Repeat every line below exactly as it reads.

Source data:
§ §
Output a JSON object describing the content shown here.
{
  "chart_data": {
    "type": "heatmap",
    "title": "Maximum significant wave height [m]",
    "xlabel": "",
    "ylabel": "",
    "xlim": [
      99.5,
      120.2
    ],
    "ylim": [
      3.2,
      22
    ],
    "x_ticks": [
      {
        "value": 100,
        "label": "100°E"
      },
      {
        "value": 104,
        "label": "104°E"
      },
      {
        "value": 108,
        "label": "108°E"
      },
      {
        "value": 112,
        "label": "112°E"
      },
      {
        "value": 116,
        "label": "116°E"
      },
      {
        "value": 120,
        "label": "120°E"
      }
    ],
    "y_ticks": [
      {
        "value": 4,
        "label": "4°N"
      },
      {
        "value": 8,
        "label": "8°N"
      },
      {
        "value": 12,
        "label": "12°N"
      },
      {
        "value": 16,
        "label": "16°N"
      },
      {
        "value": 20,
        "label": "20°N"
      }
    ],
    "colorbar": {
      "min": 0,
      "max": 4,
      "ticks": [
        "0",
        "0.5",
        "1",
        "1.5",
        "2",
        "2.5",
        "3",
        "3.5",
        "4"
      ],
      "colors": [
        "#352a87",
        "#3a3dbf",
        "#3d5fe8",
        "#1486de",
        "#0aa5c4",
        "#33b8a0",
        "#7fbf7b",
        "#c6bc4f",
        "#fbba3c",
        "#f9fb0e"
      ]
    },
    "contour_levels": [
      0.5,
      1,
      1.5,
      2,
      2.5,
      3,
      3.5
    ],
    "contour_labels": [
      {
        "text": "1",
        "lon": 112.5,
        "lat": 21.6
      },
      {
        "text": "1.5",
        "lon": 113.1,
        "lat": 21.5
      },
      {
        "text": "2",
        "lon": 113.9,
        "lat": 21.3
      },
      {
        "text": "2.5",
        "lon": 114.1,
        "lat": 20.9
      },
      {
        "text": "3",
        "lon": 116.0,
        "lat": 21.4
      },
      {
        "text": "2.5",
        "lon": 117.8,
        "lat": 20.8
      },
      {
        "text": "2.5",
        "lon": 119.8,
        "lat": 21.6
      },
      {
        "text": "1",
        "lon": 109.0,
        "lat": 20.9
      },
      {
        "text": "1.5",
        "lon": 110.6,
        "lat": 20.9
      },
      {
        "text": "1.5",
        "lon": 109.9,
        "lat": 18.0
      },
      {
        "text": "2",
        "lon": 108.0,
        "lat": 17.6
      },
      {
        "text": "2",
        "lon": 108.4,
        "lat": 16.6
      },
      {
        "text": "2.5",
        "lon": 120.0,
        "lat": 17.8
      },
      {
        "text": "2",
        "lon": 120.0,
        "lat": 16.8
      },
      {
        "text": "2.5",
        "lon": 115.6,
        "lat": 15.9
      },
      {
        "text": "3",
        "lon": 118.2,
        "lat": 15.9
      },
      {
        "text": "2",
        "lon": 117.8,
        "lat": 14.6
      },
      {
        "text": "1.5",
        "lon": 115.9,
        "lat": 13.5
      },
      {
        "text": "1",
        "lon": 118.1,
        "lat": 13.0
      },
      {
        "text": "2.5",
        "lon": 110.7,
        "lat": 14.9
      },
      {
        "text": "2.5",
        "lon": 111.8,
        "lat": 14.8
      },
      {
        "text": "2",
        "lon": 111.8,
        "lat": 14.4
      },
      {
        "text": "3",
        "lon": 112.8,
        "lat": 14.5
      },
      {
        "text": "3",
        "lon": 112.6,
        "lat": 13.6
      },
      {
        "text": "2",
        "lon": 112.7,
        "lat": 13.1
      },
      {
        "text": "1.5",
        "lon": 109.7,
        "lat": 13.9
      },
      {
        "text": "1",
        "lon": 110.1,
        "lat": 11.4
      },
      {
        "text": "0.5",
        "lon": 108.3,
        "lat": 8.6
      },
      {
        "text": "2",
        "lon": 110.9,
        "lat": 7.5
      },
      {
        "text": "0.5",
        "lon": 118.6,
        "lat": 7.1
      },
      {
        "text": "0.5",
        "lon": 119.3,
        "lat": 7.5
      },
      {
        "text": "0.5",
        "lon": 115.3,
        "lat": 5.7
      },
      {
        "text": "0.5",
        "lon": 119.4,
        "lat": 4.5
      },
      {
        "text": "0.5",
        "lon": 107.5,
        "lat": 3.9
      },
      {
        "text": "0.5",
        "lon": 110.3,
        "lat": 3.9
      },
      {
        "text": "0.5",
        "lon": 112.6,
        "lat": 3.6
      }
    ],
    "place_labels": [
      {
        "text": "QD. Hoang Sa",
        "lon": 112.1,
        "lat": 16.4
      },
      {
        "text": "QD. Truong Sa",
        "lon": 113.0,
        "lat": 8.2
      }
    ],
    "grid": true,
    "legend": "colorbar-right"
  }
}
§ §
__Reply__:
Output a JSON object describing the content shown here.
{
  "chart_data": {
    "type": "heatmap",
    "title": "Maximum significant wave height [m]",
    "xlabel": "",
    "ylabel": "",
    "xlim": [
      99.5,
      120.2
    ],
    "ylim": [
      3.2,
      22
    ],
    "x_ticks": [
      {
        "value": 100,
        "label": "100°E"
      },
      {
        "value": 104,
        "label": "104°E"
      },
      {
        "value": 108,
        "label": "108°E"
      },
      {
        "value": 112,
        "label": "112°E"
      },
      {
        "value": 116,
        "label": "116°E"
      },
      {
        "value": 120,
        "label": "120°E"
      }
    ],
    "y_ticks": [
      {
        "value": 4,
        "label": "4°N"
      },
      {
        "value": 8,
        "label": "8°N"
      },
      {
        "value": 12,
        "label": "12°N"
      },
      {
        "value": 16,
        "label": "16°N"
      },
      {
        "value": 20,
        "label": "20°N"
      }
    ],
    "colorbar": {
      "min": 0,
      "max": 4,
      "ticks": [
        "0",
        "0.5",
        "1",
        "1.5",
        "2",
        "2.5",
        "3",
        "3.5",
        "4"
      ],
      "colors": [
        "#352a87",
        "#3a3dbf",
        "#3d5fe8",
        "#1486de",
        "#0aa5c4",
        "#33b8a0",
        "#7fbf7b",
        "#c6bc4f",
        "#fbba3c",
        "#f9fb0e"
      ]
    },
    "contour_levels": [
      0.5,
      1,
      1.5,
      2,
      2.5,
      3,
      3.5
    ],
    "contour_labels": [
      {
        "text": "1",
        "lon": 112.5,
        "lat": 21.6
      },
      {
        "text": "1.5",
        "lon": 113.1,
        "lat": 21.5
      },
      {
        "text": "2",
        "lon": 113.9,
        "lat": 21.3
      },
      {
        "text": "2.5",
        "lon": 114.1,
        "lat": 20.9
      },
      {
        "text": "3",
        "lon": 116.0,
        "lat": 21.4
      },
      {
        "text": "2.5",
        "lon": 117.8,
        "lat": 20.8
      },
      {
        "text": "2.5",
        "lon": 119.8,
        "lat": 21.6
      },
      {
        "text": "1",
        "lon": 109.0,
        "lat": 20.9
      },
      {
        "text": "1.5",
        "lon": 110.6,
        "lat": 20.9
      },
      {
        "text": "1.5",
        "lon": 109.9,
        "lat": 18.0
      },
      {
        "text": "2",
        "lon": 108.0,
        "lat": 17.6
      },
      {
        "text": "2",
        "lon": 108.4,
        "lat": 16.6
      },
      {
        "text": "2.5",
        "lon": 120.0,
        "lat": 17.8
      },
      {
        "text": "2",
        "lon": 120.0,
        "lat": 16.8
      },
      {
        "text": "2.5",
        "lon": 115.6,
        "lat": 15.9
      },
      {
        "text": "3",
        "lon": 118.2,
        "lat": 15.9
      },
      {
        "text": "2",
        "lon": 117.8,
        "lat": 14.6
      },
      {
        "text": "1.5",
        "lon": 115.9,
        "lat": 13.5
      },
      {
        "text": "1",
        "lon": 118.1,
        "lat": 13.0
      },
      {
        "text": "2.5",
        "lon": 110.7,
        "lat": 14.9
      },
      {
        "text": "2.5",
        "lon": 111.8,
        "lat": 14.8
      },
      {
        "text": "2",
        "lon": 111.8,
        "lat": 14.4
      },
      {
        "text": "3",
        "lon": 112.8,
        "lat": 14.5
      },
      {
        "text": "3",
        "lon": 112.6,
        "lat": 13.6
      },
      {
        "text": "2",
        "lon": 112.7,
        "lat": 13.1
      },
      {
        "text": "1.5",
        "lon": 109.7,
        "lat": 13.9
      },
      {
        "text": "1",
        "lon": 110.1,
        "lat": 11.4
      },
      {
        "text": "0.5",
        "lon": 108.3,
        "lat": 8.6
      },
      {
        "text": "2",
        "lon": 110.9,
        "lat": 7.5
      },
      {
        "text": "0.5",
        "lon": 118.6,
        "lat": 7.1
      },
      {
        "text": "0.5",
        "lon": 119.3,
        "lat": 7.5
      },
      {
        "text": "0.5",
        "lon": 115.3,
        "lat": 5.7
      },
      {
        "text": "0.5",
        "lon": 119.4,
        "lat": 4.5
      },
      {
        "text": "0.5",
        "lon": 107.5,
        "lat": 3.9
      },
      {
        "text": "0.5",
        "lon": 110.3,
        "lat": 3.9
      },
      {
        "text": "0.5",
        "lon": 112.6,
        "lat": 3.6
      }
    ],
    "place_labels": [
      {
        "text": "QD. Hoang Sa",
        "lon": 112.1,
        "lat": 16.4
      },
      {
        "text": "QD. Truong Sa",
        "lon": 113.0,
        "lat": 8.2
      }
    ],
    "grid": true,
    "legend": "colorbar-right"
  }
}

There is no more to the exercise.